Prompt: All records below are to be transcribed exactly, with every picture left out.

++++++++++

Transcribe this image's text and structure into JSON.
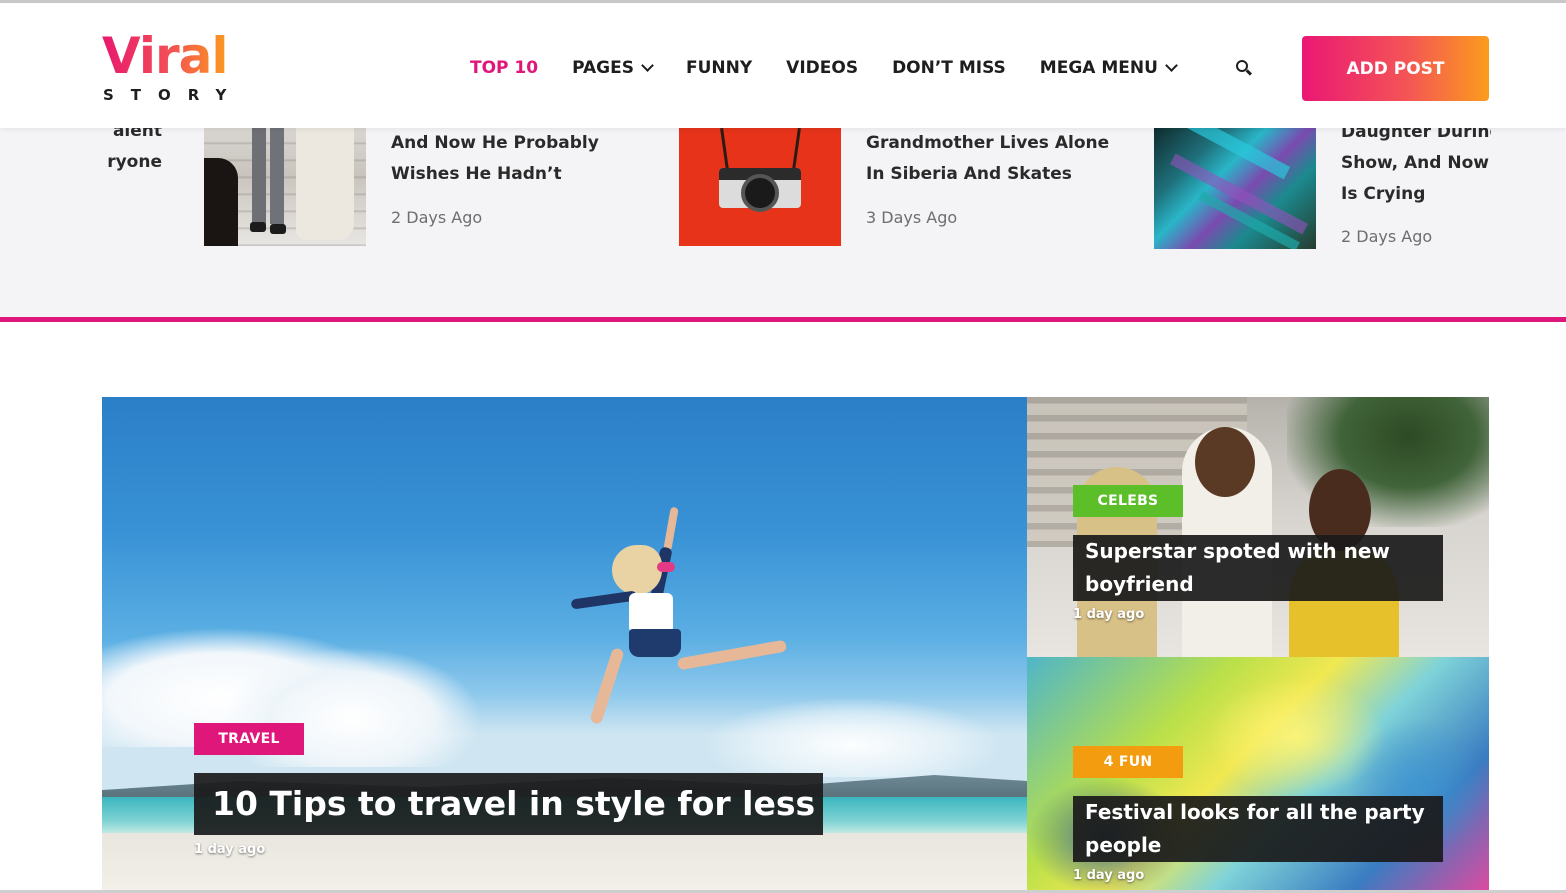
{
  "brand": {
    "logo_main": "Viral",
    "logo_sub": "STORY",
    "gradient_start": "#e8196f",
    "gradient_end": "#fb9a1f"
  },
  "nav": {
    "items": [
      {
        "label": "TOP 10",
        "active": true,
        "dropdown": false
      },
      {
        "label": "PAGES",
        "active": false,
        "dropdown": true
      },
      {
        "label": "FUNNY",
        "active": false,
        "dropdown": false
      },
      {
        "label": "VIDEOS",
        "active": false,
        "dropdown": false
      },
      {
        "label": "DON’T MISS",
        "active": false,
        "dropdown": false
      },
      {
        "label": "MEGA MENU",
        "active": false,
        "dropdown": true
      }
    ],
    "search_icon": "search-icon",
    "add_post_label": "ADD POST",
    "active_color": "#e0177a"
  },
  "trending": {
    "partial": {
      "line1": "alent",
      "line2": "ryone"
    },
    "items": [
      {
        "line1": "And Now He Probably",
        "line2": "Wishes He Hadn’t",
        "time": "2 Days Ago"
      },
      {
        "line1": "Grandmother Lives Alone",
        "line2": "In Siberia And Skates",
        "time": "3 Days Ago"
      },
      {
        "line0": "Daughter During",
        "line1": "Show, And Now",
        "line2": "Is Crying",
        "time": "2 Days Ago"
      }
    ],
    "accent_bar_color": "#e0177a"
  },
  "featured": {
    "main": {
      "category": "TRAVEL",
      "title": "10 Tips to travel in style for less",
      "time": "1 day ago",
      "category_color": "#e0177a"
    },
    "side": [
      {
        "category": "CELEBS",
        "title": "Superstar spoted with new boyfriend",
        "time": "1 day ago",
        "category_color": "#5cbf2a"
      },
      {
        "category": "4 FUN",
        "title": "Festival looks for all the party people",
        "time": "1 day ago",
        "category_color": "#f39c0f"
      }
    ]
  }
}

++++++++++

Exercise response:
Transcribe this image's text and structure into JSON.
{
  "brand": {
    "logo_main": "Viral",
    "logo_sub": "STORY",
    "gradient_start": "#e8196f",
    "gradient_end": "#fb9a1f"
  },
  "nav": {
    "items": [
      {
        "label": "TOP 10",
        "active": true,
        "dropdown": false
      },
      {
        "label": "PAGES",
        "active": false,
        "dropdown": true
      },
      {
        "label": "FUNNY",
        "active": false,
        "dropdown": false
      },
      {
        "label": "VIDEOS",
        "active": false,
        "dropdown": false
      },
      {
        "label": "DON’T MISS",
        "active": false,
        "dropdown": false
      },
      {
        "label": "MEGA MENU",
        "active": false,
        "dropdown": true
      }
    ],
    "search_icon": "search-icon",
    "add_post_label": "ADD POST",
    "active_color": "#e0177a"
  },
  "trending": {
    "partial": {
      "line1": "alent",
      "line2": "ryone"
    },
    "items": [
      {
        "line1": "And Now He Probably",
        "line2": "Wishes He Hadn’t",
        "time": "2 Days Ago"
      },
      {
        "line1": "Grandmother Lives Alone",
        "line2": "In Siberia And Skates",
        "time": "3 Days Ago"
      },
      {
        "line0": "Daughter During",
        "line1": "Show, And Now",
        "line2": "Is Crying",
        "time": "2 Days Ago"
      }
    ],
    "accent_bar_color": "#e0177a"
  },
  "featured": {
    "main": {
      "category": "TRAVEL",
      "title": "10 Tips to travel in style for less",
      "time": "1 day ago",
      "category_color": "#e0177a"
    },
    "side": [
      {
        "category": "CELEBS",
        "title": "Superstar spoted with new boyfriend",
        "time": "1 day ago",
        "category_color": "#5cbf2a"
      },
      {
        "category": "4 FUN",
        "title": "Festival looks for all the party people",
        "time": "1 day ago",
        "category_color": "#f39c0f"
      }
    ]
  }
}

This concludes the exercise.